[Data extracted from a collection]
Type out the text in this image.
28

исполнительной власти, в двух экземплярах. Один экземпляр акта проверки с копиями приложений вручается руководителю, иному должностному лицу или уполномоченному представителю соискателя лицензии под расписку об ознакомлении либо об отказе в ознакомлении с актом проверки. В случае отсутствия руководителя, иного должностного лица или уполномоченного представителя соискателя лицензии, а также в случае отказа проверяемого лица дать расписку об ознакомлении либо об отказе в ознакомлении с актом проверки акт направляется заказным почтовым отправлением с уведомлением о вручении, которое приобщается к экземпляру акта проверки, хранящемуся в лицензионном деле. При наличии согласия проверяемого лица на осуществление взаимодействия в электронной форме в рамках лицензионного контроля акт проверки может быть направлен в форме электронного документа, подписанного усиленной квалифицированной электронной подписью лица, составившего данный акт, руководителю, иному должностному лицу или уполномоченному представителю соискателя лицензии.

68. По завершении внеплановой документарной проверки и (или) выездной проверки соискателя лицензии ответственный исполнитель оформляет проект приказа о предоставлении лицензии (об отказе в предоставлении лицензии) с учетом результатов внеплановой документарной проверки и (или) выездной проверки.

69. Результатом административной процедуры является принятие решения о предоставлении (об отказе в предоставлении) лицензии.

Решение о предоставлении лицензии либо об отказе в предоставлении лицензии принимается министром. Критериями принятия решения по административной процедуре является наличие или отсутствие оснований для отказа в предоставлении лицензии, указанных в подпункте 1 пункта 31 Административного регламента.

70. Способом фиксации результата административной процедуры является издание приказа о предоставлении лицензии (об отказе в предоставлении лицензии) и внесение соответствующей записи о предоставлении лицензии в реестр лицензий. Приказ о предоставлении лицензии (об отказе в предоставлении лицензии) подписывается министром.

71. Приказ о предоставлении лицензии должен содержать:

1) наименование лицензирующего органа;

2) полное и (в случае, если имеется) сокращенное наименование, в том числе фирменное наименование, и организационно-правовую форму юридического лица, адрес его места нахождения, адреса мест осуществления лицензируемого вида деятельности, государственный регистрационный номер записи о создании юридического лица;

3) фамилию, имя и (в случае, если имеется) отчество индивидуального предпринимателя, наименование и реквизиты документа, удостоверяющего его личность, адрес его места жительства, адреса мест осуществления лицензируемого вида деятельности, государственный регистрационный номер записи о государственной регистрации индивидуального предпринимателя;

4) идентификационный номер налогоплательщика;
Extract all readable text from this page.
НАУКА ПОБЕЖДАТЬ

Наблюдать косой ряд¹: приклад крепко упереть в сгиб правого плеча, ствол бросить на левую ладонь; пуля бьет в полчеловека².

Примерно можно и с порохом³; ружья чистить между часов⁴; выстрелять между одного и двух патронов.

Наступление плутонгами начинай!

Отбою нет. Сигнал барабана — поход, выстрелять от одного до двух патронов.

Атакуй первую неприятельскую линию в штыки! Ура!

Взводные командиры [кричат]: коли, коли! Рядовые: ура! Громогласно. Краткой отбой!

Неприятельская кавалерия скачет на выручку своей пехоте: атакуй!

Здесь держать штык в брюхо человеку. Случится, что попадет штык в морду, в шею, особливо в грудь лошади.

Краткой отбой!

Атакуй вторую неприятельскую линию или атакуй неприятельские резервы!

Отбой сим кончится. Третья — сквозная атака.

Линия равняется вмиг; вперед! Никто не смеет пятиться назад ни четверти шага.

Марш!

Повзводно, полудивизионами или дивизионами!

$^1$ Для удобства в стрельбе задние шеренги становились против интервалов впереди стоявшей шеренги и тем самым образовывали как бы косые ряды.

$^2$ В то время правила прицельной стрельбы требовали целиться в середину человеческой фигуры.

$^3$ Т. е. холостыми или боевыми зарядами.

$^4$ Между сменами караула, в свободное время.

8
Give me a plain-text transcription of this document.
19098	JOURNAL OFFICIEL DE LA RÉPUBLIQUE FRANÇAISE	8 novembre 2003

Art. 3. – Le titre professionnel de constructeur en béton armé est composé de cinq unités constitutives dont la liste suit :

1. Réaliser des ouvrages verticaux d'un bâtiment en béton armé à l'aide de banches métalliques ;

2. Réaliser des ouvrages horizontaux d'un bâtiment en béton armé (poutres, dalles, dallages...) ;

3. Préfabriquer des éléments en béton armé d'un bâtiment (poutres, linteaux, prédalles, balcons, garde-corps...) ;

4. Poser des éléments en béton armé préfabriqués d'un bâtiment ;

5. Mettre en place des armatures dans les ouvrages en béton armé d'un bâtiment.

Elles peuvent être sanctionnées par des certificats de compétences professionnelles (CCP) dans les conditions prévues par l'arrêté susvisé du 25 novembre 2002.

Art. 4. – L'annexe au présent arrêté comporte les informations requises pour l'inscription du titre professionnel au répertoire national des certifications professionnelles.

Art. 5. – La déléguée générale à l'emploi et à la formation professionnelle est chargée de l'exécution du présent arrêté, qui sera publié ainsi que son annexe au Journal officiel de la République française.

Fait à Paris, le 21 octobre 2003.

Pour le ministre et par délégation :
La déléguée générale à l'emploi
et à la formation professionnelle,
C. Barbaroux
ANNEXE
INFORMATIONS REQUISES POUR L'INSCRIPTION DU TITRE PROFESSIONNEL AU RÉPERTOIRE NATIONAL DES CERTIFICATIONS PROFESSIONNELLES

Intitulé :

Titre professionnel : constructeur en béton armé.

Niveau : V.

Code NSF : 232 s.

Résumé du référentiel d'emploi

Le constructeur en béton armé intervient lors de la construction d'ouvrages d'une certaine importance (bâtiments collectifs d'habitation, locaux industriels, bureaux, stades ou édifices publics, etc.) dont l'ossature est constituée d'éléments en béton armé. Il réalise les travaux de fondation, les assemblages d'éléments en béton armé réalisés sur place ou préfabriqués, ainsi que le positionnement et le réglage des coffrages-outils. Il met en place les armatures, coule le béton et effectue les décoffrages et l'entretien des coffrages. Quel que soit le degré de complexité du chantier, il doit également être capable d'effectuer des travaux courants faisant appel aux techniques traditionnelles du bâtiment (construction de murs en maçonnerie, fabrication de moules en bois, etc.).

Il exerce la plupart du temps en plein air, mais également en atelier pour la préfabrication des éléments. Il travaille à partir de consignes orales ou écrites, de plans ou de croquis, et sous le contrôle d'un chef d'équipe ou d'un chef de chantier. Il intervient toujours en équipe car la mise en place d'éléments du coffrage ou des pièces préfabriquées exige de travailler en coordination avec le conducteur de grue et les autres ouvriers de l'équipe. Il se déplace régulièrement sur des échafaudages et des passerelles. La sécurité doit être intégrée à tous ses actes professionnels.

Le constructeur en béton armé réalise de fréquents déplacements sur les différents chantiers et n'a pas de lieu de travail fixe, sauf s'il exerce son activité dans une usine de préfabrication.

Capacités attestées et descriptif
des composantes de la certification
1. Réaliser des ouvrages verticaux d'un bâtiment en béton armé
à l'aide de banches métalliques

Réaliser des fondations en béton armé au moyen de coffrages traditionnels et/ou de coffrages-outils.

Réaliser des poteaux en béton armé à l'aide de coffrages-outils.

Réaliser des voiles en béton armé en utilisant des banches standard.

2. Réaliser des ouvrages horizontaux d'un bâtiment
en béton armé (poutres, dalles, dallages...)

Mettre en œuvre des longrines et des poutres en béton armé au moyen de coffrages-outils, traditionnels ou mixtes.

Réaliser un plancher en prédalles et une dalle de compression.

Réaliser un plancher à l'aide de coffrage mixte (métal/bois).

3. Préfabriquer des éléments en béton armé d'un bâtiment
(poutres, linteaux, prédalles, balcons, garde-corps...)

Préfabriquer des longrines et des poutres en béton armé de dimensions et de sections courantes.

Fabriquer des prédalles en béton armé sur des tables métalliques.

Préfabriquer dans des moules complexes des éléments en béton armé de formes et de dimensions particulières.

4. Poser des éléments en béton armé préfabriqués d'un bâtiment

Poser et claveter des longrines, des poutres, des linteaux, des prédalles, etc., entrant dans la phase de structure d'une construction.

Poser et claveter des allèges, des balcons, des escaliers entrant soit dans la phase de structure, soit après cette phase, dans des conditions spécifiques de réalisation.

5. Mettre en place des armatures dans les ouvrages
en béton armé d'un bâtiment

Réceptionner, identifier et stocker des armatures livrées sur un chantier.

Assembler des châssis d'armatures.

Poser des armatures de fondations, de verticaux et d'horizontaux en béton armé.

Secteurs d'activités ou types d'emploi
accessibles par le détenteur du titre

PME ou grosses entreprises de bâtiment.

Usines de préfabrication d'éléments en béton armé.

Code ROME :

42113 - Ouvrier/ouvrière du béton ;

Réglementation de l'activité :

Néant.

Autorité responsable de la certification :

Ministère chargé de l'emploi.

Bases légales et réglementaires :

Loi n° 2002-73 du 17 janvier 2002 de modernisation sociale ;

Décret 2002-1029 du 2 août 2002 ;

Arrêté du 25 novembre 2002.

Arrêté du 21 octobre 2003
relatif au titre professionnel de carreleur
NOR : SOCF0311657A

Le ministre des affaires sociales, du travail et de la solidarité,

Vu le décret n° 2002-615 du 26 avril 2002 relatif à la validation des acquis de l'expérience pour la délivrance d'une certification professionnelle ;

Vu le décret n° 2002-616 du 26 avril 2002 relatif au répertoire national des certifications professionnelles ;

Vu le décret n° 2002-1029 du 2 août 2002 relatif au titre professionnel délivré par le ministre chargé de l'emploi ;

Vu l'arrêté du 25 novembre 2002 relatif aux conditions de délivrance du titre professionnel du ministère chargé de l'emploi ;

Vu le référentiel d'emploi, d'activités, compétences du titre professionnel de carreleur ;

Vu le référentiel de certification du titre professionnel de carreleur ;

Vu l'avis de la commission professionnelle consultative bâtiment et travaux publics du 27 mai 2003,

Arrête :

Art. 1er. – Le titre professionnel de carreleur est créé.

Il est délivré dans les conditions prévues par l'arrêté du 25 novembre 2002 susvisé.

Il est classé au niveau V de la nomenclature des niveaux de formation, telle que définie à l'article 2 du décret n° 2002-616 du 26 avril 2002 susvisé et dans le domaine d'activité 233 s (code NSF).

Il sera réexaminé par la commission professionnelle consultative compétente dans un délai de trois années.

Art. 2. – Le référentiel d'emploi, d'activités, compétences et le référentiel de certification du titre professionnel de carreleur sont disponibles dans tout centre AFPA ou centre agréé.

# Short task
The answer is a single number, the count of lines in the records that contain the string "предоставлении".

# Complete output
5